2009: Got my dream job and came out of my coma. I once wrote 8,000 words about that. I put my law license on inactive status where, frankly, I hope it stays until I’m buried in the ground. But before that came a month and a half of shockingly clarifying unemployment during which I got to pretend to be a stay-at-home dad and rather loved it. Played with the kids and read to them all the time and read a bunch of graphic novels after they went to bed. Kind of a law firm detox. Then I got a job with the State of Ohio — we had to eat — and that kicked off an eight-month stint in public service which did a hell of a lot to restore my faith in the legal profession and made me realize that I did not fail as a lawyer. Rather, the private practice of law failed me and served as a poor use of my skills and my temperament. If the dream job had never happened I would’ve been OK. All that adds up to 2009 being a truly transformative year for me that continues to be — and likely always will be — one of the most important times in my life.

* DATA EXTRACTS *
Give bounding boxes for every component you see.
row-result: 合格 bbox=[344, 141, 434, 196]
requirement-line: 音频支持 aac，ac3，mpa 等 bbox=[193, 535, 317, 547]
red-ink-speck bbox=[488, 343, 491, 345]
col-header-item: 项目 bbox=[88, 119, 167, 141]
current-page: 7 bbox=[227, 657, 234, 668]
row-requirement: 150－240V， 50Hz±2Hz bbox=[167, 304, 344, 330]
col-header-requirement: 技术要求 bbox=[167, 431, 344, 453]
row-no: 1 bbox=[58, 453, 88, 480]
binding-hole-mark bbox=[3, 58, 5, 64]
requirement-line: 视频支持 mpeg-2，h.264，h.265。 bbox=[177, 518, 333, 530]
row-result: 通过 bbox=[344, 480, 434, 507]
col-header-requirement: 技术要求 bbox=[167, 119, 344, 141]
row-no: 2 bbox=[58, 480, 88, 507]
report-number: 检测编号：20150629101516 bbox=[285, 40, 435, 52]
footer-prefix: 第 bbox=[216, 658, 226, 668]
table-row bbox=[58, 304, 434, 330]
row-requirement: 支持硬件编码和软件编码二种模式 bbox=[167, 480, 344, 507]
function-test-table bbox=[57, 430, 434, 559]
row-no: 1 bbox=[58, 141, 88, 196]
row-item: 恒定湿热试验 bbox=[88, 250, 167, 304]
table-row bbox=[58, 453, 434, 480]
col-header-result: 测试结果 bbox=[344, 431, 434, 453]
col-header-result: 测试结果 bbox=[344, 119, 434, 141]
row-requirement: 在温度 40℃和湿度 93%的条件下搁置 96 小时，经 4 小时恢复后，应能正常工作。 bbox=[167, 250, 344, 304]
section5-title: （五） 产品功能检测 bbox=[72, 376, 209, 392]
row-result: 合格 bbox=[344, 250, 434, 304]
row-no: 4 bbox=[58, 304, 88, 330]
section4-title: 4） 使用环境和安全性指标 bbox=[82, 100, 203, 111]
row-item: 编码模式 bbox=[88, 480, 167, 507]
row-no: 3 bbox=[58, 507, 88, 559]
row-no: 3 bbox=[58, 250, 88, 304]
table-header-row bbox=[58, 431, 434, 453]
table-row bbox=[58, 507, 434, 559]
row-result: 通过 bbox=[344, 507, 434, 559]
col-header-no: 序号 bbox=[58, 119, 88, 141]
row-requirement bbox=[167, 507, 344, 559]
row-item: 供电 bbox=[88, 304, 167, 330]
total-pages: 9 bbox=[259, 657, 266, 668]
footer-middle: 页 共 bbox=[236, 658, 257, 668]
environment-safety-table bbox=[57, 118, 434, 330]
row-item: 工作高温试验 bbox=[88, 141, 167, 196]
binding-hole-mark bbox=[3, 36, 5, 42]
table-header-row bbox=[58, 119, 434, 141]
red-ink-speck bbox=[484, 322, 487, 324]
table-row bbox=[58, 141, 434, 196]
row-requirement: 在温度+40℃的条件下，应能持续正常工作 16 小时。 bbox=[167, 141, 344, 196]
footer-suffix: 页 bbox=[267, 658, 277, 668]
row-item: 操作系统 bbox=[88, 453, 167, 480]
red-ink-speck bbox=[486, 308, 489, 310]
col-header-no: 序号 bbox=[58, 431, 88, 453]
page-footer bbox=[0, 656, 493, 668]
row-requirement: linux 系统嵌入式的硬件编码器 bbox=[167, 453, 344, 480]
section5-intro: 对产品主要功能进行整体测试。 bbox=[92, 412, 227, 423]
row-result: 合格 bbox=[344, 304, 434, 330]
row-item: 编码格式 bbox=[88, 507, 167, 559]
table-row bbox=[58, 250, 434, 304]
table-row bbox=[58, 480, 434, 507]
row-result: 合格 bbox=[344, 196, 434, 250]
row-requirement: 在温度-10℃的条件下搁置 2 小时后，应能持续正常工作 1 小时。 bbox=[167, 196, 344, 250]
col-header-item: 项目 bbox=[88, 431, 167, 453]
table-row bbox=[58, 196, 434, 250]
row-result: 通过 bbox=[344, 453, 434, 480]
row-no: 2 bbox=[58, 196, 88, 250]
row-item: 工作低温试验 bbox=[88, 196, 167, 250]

* TASKS FOR THIS EXERCISE *
**a.** List the activities the writer names from the month and a half of unemployment in the text about 2009.
**b.** Summarize the text about the writer's 2009 in two sentences.
**c.** Write what comes next in the text about the writer's 2009, starting after its last sentence.

* TASK RESPONSES *
**a.**
- Played with the kids
- Read to the kids
- Read a bunch of graphic novels after the kids went to bed

**b.** In 2009 the writer got a dream job, put a law license on inactive status, and before that spent a month and a half unemployed at home with the kids, followed by eight months working for the State of Ohio. That public service restored the writer's faith in the legal profession, showed that private practice had failed the writer rather than the reverse, and made 2009 one of the most important years of the writer's life.

**c.**
2003: I became a father. No, I am not ranking the experience of becoming a father below getting my dream job. Being a dad — the now 16+ years of actually being a dad, not one single moment or one single year — is the greatest part of my life. I’m just ranking years here, and since my daughter wasn’t born until December it’s not like I was a father for most of that year. I did take a fantastic road trip, though, during which I’d find out I was going to become a father and that was all pretty cosmic and life-changing. I also got a job at the last law firm I’d work for which, even though that’d end poorly, was pretty good for a while and definitely seemed pretty good in 2003.
2005: Became a dad for the second time. My son being born props up what was a really damn hard year otherwise, though. My father-in-law, who I loved dearly, died. The dark side of my law firm — and the dark side of my personality, which for a brief period my law firm brought out of me and which I did not fight — really began to show itself that year. Anxiety, fear, and having too much disposable income caused us to move to the suburbs which, nearly 15 years later, I’m still stuck in even if I wish I wasn’t. Seriously, Carlo: you being born REALLY saved 2005 for me. It’d be near the bottom otherwise.
2001: Went to Europe for the first time. That was cool. I think I’ve blocked out everything else that happened that year, personally speaking, even if I think of it as being kind of pleasant most of the way through. I really got into yard work. One of the lamer non-tragedies of my life is that I have always very much enjoyed mowing lawns yet, since that move to the suburbs, I live on one of those new-urbanist communities with houses on small lots and, what little grass exists, is maintained by the HOA. I haven’t mowed a lawn since the summer of 2004. It’s basically Greek tragedy.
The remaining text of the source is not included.